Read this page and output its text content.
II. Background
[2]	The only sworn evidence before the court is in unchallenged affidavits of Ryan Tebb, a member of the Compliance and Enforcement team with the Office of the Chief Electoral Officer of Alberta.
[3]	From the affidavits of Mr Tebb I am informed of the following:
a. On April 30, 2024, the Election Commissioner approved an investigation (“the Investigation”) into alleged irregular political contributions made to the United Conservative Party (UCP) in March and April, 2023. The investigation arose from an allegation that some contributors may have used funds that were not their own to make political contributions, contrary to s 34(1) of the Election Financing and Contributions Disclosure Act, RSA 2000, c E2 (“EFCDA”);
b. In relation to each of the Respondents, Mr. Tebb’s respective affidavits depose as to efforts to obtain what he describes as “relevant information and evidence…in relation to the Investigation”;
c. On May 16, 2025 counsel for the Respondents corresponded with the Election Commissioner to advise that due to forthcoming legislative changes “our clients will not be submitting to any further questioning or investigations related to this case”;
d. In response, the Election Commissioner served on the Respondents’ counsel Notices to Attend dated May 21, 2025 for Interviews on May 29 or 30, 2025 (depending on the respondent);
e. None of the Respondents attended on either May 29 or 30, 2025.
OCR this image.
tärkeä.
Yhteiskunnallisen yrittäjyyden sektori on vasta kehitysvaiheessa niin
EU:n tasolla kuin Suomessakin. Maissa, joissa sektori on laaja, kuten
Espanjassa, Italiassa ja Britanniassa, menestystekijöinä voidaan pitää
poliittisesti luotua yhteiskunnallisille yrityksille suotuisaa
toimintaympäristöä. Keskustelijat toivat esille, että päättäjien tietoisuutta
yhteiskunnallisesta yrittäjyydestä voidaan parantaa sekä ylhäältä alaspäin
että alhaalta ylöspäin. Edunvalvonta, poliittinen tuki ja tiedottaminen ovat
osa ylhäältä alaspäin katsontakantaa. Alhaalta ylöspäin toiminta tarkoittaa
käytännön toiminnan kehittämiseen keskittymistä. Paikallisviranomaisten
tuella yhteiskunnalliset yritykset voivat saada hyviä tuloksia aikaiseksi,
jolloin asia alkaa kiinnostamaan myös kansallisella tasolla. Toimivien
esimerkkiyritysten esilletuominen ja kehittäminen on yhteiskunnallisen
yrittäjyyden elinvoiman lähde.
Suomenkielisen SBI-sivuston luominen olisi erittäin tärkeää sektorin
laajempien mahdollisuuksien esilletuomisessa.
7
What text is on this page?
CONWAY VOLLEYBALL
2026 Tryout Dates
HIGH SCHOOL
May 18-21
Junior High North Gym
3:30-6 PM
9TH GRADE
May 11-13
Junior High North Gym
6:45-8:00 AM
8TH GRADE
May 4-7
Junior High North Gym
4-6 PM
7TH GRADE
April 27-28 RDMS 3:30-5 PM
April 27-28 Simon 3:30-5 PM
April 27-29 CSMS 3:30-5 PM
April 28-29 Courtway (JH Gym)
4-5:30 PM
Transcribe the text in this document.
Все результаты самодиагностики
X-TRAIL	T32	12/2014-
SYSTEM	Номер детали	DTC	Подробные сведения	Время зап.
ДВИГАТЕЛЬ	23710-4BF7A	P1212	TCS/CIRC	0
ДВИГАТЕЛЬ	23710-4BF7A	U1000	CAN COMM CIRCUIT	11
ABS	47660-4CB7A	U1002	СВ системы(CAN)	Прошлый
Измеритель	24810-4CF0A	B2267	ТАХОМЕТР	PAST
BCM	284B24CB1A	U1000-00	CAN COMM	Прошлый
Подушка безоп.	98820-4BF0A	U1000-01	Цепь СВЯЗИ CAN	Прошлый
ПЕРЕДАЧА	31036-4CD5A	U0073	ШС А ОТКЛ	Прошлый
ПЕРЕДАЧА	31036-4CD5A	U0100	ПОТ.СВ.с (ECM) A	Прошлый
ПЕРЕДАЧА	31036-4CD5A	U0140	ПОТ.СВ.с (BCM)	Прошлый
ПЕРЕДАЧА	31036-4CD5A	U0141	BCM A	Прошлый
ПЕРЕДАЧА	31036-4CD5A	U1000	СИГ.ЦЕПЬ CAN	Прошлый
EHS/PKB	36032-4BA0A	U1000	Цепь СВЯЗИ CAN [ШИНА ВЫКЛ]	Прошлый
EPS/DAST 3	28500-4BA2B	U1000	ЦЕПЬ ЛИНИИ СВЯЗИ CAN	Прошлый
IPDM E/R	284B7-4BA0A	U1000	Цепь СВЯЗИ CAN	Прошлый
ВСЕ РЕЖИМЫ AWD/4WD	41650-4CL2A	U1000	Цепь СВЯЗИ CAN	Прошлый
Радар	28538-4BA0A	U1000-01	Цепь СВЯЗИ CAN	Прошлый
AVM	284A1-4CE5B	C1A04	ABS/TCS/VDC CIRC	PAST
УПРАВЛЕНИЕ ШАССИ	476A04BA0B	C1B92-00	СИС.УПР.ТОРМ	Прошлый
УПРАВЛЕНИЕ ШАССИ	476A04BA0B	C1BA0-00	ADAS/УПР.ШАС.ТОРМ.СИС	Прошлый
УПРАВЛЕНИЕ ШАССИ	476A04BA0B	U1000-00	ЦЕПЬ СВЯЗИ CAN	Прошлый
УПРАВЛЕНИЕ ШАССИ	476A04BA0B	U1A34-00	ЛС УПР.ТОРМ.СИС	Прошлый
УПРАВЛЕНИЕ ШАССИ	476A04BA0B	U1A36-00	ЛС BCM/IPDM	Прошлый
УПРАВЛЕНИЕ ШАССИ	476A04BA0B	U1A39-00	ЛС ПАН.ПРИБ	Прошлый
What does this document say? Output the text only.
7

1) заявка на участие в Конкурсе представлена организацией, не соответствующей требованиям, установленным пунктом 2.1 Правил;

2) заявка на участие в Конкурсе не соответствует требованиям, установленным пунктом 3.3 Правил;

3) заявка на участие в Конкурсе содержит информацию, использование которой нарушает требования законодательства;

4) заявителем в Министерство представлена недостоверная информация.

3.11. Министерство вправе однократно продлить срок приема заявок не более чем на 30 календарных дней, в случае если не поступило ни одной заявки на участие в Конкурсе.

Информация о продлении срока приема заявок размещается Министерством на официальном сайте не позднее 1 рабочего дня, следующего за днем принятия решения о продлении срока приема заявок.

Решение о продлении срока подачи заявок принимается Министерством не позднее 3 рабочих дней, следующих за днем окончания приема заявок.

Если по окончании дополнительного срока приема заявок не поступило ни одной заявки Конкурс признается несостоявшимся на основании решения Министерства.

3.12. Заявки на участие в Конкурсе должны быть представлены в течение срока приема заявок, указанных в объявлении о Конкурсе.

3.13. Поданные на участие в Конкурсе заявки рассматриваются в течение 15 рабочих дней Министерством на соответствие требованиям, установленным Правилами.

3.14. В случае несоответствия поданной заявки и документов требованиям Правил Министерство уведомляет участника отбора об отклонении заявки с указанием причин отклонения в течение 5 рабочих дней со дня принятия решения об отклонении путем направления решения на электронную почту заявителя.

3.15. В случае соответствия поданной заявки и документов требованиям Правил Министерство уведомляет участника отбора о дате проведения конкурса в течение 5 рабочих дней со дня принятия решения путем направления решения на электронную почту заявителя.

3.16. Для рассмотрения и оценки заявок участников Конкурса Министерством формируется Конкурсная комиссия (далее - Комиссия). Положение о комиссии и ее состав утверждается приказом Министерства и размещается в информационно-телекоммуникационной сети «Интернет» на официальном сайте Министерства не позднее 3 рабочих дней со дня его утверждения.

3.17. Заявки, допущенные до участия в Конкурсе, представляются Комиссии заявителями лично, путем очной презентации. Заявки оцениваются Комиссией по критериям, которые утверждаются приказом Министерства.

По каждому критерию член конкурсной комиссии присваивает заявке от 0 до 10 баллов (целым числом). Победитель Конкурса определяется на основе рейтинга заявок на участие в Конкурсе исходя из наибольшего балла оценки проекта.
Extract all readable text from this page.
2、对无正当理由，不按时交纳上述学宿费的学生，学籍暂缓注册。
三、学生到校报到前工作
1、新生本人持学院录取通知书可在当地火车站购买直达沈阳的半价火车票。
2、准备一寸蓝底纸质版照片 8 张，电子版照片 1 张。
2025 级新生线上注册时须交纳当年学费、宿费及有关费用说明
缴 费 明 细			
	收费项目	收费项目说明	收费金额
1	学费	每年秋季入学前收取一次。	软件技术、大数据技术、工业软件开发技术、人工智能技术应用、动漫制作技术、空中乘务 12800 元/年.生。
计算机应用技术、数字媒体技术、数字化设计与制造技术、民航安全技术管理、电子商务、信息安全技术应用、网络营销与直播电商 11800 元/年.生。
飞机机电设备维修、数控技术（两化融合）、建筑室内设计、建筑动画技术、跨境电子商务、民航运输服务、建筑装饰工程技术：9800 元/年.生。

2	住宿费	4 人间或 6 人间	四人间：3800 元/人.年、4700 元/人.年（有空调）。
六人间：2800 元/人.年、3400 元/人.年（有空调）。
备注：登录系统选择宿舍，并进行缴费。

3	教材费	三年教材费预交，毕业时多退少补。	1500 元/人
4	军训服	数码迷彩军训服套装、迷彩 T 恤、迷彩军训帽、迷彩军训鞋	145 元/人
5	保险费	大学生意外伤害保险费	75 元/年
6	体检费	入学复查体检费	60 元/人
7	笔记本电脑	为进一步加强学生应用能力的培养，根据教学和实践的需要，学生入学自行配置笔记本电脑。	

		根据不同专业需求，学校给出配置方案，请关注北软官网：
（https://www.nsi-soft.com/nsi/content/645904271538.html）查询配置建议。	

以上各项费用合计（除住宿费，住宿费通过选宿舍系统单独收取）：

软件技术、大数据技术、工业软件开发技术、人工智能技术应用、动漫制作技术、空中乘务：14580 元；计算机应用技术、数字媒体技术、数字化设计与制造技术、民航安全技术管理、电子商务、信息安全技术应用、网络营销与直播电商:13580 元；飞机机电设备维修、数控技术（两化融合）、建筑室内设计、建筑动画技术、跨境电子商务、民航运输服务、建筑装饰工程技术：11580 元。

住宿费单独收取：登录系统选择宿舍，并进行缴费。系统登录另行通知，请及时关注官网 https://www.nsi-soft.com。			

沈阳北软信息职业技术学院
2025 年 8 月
----
Objective:
Copy in full each line that holds the word "ПЕРЕДАЧА".

Written response:
ПЕРЕДАЧА	31036-4CD5A	U0073	ШС А ОТКЛ	Прошлый
ПЕРЕДАЧА	31036-4CD5A	U0100	ПОТ.СВ.с (ECM) A	Прошлый
ПЕРЕДАЧА	31036-4CD5A	U0140	ПОТ.СВ.с (BCM)	Прошлый
ПЕРЕДАЧА	31036-4CD5A	U0141	BCM A	Прошлый
ПЕРЕДАЧА	31036-4CD5A	U1000	СИГ.ЦЕПЬ CAN	Прошлый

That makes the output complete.